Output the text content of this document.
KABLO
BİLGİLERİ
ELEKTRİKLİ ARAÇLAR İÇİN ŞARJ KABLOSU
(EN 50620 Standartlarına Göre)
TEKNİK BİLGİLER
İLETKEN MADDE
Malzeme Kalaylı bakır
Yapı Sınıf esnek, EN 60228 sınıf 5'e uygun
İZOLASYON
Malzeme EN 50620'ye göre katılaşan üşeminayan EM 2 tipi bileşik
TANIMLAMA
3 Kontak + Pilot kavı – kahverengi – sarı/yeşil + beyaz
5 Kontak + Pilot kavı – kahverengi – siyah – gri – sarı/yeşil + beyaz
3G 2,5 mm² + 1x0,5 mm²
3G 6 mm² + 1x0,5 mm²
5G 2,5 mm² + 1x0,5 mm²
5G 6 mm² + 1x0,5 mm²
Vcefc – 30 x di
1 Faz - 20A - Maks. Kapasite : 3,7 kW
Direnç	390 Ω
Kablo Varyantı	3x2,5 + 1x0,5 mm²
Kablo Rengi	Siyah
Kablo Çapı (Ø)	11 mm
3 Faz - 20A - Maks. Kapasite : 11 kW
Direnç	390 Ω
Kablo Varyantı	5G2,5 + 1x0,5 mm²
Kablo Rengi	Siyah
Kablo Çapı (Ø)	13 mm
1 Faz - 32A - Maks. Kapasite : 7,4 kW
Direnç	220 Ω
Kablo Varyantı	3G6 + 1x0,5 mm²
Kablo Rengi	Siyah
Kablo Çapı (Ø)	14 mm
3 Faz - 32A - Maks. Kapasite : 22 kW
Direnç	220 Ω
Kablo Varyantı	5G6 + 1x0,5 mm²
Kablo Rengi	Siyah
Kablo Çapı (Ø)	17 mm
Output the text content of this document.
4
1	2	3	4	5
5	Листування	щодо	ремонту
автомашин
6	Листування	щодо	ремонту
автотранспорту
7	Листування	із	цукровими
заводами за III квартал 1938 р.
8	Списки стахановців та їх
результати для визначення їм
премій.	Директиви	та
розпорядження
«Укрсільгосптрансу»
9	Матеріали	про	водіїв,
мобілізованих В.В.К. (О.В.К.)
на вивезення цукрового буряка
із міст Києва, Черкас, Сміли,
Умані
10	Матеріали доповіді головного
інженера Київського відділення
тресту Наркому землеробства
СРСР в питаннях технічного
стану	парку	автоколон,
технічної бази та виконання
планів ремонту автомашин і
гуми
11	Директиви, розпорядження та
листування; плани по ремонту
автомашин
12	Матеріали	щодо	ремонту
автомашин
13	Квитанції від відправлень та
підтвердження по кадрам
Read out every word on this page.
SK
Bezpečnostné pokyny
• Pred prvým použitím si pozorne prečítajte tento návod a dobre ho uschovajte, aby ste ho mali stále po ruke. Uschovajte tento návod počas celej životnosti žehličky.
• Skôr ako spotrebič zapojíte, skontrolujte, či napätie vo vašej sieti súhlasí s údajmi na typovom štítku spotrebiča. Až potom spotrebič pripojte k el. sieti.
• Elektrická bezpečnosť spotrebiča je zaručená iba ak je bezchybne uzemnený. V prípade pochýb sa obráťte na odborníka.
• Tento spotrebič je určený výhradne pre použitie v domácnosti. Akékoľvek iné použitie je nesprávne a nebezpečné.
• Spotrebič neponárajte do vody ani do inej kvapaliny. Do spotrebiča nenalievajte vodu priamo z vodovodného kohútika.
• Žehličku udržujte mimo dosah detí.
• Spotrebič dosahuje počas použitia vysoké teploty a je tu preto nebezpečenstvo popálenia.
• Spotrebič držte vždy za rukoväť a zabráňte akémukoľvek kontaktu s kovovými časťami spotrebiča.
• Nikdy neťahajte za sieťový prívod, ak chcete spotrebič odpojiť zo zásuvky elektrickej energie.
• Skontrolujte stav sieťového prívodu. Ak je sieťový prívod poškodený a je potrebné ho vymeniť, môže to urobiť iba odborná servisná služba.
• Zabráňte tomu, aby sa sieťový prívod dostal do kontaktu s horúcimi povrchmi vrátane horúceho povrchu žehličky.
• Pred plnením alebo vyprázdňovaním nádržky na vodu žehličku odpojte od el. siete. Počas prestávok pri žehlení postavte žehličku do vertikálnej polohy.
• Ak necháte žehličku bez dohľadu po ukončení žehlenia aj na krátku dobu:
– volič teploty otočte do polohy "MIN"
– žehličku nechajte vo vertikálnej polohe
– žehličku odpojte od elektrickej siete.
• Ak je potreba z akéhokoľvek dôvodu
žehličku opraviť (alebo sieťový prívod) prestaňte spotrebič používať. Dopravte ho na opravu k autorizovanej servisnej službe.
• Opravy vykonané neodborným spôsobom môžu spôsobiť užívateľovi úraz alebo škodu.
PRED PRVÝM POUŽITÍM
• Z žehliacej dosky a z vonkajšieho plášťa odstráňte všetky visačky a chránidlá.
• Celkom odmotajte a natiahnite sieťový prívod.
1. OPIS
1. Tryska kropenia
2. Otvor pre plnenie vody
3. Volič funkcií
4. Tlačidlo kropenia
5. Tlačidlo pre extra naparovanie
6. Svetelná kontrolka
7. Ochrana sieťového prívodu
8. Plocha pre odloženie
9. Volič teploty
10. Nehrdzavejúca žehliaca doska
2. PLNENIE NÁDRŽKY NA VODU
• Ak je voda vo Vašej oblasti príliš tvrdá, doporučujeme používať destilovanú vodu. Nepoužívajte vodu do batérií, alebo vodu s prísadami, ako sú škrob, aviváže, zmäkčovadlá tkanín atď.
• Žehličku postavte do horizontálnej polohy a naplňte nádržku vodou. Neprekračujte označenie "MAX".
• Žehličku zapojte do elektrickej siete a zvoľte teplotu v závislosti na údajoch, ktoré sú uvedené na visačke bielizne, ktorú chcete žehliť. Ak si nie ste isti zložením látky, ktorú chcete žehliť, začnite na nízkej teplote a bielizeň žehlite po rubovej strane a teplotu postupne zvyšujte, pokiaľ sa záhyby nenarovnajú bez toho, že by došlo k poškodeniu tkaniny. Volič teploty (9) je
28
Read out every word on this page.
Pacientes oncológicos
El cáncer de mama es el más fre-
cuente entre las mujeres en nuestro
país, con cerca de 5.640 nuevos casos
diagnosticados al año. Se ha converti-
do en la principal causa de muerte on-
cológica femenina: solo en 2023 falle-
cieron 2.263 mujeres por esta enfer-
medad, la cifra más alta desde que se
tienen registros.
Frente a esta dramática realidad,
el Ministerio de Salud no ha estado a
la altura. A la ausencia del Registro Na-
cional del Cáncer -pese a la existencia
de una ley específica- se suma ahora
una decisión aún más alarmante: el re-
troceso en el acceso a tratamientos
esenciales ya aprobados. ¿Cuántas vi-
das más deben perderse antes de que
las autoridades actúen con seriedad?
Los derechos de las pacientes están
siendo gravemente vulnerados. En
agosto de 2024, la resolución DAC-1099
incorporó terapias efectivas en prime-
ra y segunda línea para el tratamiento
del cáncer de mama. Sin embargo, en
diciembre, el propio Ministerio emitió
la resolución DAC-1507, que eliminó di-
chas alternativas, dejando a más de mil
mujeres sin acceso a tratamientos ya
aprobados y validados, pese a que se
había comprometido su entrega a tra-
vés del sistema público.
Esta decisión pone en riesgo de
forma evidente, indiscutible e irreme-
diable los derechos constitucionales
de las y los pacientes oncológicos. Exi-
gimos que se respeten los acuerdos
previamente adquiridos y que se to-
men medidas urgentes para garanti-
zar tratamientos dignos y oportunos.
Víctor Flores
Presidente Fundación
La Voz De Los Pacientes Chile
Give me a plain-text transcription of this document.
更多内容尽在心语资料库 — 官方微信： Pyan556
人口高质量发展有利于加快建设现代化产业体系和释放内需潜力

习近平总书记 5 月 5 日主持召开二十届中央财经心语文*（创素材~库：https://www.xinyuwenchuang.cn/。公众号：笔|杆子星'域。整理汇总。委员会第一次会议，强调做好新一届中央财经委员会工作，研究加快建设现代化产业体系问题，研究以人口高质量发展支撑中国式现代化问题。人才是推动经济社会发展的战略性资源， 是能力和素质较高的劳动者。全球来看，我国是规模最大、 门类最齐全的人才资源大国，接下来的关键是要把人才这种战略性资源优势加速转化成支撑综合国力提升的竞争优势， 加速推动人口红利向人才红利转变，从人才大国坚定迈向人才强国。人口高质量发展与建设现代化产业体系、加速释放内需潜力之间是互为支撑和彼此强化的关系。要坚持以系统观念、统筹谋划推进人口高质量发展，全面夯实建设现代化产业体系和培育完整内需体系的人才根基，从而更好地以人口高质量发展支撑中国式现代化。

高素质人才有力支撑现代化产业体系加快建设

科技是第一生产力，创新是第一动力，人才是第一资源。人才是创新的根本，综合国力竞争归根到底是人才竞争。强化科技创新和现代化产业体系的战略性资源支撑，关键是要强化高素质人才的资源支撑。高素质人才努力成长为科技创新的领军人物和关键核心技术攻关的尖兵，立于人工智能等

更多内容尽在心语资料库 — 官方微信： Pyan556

──────────

**What needs to be done**
Your answer should be a single number: how many lines of the material contain the word "tratamientos".

**Finished answer**
3